TASK INPUTS:
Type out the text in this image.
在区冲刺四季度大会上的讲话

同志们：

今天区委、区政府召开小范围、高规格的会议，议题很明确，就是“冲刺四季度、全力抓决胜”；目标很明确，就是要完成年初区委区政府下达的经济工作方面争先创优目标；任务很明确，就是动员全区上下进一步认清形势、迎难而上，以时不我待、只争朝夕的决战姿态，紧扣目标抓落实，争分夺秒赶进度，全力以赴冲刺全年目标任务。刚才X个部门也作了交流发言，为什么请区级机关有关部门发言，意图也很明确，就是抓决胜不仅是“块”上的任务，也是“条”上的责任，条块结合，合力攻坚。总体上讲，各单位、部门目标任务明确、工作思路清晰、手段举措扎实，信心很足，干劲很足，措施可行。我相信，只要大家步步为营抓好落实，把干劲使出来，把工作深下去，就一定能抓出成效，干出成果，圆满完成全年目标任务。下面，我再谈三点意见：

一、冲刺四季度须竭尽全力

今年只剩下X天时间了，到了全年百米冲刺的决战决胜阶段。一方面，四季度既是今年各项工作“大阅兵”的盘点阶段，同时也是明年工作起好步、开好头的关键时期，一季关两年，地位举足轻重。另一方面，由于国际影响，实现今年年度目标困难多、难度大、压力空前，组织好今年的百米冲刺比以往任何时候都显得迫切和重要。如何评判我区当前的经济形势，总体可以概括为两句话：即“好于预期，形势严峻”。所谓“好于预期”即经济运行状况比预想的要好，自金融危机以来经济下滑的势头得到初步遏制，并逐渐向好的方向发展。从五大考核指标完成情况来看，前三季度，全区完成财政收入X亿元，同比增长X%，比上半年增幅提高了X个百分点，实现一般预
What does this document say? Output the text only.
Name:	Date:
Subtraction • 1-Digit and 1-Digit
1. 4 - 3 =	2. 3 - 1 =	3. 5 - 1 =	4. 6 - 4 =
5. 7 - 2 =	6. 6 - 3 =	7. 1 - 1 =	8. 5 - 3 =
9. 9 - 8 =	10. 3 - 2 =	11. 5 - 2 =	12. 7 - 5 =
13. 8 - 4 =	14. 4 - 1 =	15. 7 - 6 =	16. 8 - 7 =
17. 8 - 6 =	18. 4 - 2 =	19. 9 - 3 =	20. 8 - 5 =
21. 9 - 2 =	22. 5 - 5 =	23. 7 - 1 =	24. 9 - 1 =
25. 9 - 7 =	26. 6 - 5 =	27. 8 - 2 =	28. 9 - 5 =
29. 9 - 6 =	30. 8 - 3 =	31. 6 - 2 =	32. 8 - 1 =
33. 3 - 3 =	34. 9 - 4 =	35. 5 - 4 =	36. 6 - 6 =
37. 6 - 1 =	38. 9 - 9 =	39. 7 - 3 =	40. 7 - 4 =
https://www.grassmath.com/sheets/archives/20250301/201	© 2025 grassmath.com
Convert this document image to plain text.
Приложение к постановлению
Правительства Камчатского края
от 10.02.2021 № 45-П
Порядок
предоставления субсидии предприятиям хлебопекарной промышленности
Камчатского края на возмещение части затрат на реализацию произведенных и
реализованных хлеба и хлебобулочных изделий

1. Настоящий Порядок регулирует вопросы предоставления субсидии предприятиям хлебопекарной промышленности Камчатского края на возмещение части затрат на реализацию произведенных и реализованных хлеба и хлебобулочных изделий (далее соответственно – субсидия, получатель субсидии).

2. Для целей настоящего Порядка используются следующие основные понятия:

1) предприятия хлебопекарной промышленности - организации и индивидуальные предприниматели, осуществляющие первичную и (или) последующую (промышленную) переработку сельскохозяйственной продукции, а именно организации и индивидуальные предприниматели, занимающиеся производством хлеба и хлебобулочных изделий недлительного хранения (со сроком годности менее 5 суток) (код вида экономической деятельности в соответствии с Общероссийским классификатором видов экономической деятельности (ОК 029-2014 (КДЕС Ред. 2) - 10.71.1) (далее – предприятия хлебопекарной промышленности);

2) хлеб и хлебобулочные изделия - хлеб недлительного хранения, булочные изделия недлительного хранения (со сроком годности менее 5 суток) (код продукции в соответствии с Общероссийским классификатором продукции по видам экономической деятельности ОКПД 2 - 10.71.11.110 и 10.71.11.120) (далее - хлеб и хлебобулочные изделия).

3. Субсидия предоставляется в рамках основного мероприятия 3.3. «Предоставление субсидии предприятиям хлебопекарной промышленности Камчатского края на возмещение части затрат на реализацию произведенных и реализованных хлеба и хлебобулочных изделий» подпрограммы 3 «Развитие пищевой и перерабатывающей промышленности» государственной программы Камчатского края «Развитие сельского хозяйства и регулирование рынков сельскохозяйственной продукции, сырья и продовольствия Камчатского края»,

PROBLEM TO SOLVE: Copy down the whole of the data above, matching it exactly.

EXERCISE RESULT:
Type out the text in this image.
在区冲刺四季度大会上的讲话

同志们：

今天区委、区政府召开小范围、高规格的会议，议题很明确，就是“冲刺四季度、全力抓决胜”；目标很明确，就是要完成年初区委区政府下达的经济工作方面争先创优目标；任务很明确，就是动员全区上下进一步认清形势、迎难而上，以时不我待、只争朝夕的决战姿态，紧扣目标抓落实，争分夺秒赶进度，全力以赴冲刺全年目标任务。刚才X个部门也作了交流发言，为什么请区级机关有关部门发言，意图也很明确，就是抓决胜不仅是“块”上的任务，也是“条”上的责任，条块结合，合力攻坚。总体上讲，各单位、部门目标任务明确、工作思路清晰、手段举措扎实，信心很足，干劲很足，措施可行。我相信，只要大家步步为营抓好落实，把干劲使出来，把工作深下去，就一定能抓出成效，干出成果，圆满完成全年目标任务。下面，我再谈三点意见：

一、冲刺四季度须竭尽全力

今年只剩下X天时间了，到了全年百米冲刺的决战决胜阶段。一方面，四季度既是今年各项工作“大阅兵”的盘点阶段，同时也是明年工作起好步、开好头的关键时期，一季关两年，地位举足轻重。另一方面，由于国际影响，实现今年年度目标困难多、难度大、压力空前，组织好今年的百米冲刺比以往任何时候都显得迫切和重要。如何评判我区当前的经济形势，总体可以概括为两句话：即“好于预期，形势严峻”。所谓“好于预期”即经济运行状况比预想的要好，自金融危机以来经济下滑的势头得到初步遏制，并逐渐向好的方向发展。从五大考核指标完成情况来看，前三季度，全区完成财政收入X亿元，同比增长X%，比上半年增幅提高了X个百分点，实现一般预
What does this document say? Output the text only.
Name:	Date:
Subtraction • 1-Digit and 1-Digit
1. 4 - 3 =	2. 3 - 1 =	3. 5 - 1 =	4. 6 - 4 =
5. 7 - 2 =	6. 6 - 3 =	7. 1 - 1 =	8. 5 - 3 =
9. 9 - 8 =	10. 3 - 2 =	11. 5 - 2 =	12. 7 - 5 =
13. 8 - 4 =	14. 4 - 1 =	15. 7 - 6 =	16. 8 - 7 =
17. 8 - 6 =	18. 4 - 2 =	19. 9 - 3 =	20. 8 - 5 =
21. 9 - 2 =	22. 5 - 5 =	23. 7 - 1 =	24. 9 - 1 =
25. 9 - 7 =	26. 6 - 5 =	27. 8 - 2 =	28. 9 - 5 =
29. 9 - 6 =	30. 8 - 3 =	31. 6 - 2 =	32. 8 - 1 =
33. 3 - 3 =	34. 9 - 4 =	35. 5 - 4 =	36. 6 - 6 =
37. 6 - 1 =	38. 9 - 9 =	39. 7 - 3 =	40. 7 - 4 =
https://www.grassmath.com/sheets/archives/20250301/201	© 2025 grassmath.com
Convert this document image to plain text.
Приложение к постановлению
Правительства Камчатского края
от 10.02.2021 № 45-П
Порядок
предоставления субсидии предприятиям хлебопекарной промышленности
Камчатского края на возмещение части затрат на реализацию произведенных и
реализованных хлеба и хлебобулочных изделий

1. Настоящий Порядок регулирует вопросы предоставления субсидии предприятиям хлебопекарной промышленности Камчатского края на возмещение части затрат на реализацию произведенных и реализованных хлеба и хлебобулочных изделий (далее соответственно – субсидия, получатель субсидии).

2. Для целей настоящего Порядка используются следующие основные понятия:

1) предприятия хлебопекарной промышленности - организации и индивидуальные предприниматели, осуществляющие первичную и (или) последующую (промышленную) переработку сельскохозяйственной продукции, а именно организации и индивидуальные предприниматели, занимающиеся производством хлеба и хлебобулочных изделий недлительного хранения (со сроком годности менее 5 суток) (код вида экономической деятельности в соответствии с Общероссийским классификатором видов экономической деятельности (ОК 029-2014 (КДЕС Ред. 2) - 10.71.1) (далее – предприятия хлебопекарной промышленности);

2) хлеб и хлебобулочные изделия - хлеб недлительного хранения, булочные изделия недлительного хранения (со сроком годности менее 5 суток) (код продукции в соответствии с Общероссийским классификатором продукции по видам экономической деятельности ОКПД 2 - 10.71.11.110 и 10.71.11.120) (далее - хлеб и хлебобулочные изделия).

3. Субсидия предоставляется в рамках основного мероприятия 3.3. «Предоставление субсидии предприятиям хлебопекарной промышленности Камчатского края на возмещение части затрат на реализацию произведенных и реализованных хлеба и хлебобулочных изделий» подпрограммы 3 «Развитие пищевой и перерабатывающей промышленности» государственной программы Камчатского края «Развитие сельского хозяйства и регулирование рынков сельскохозяйственной продукции, сырья и продовольствия Камчатского края»,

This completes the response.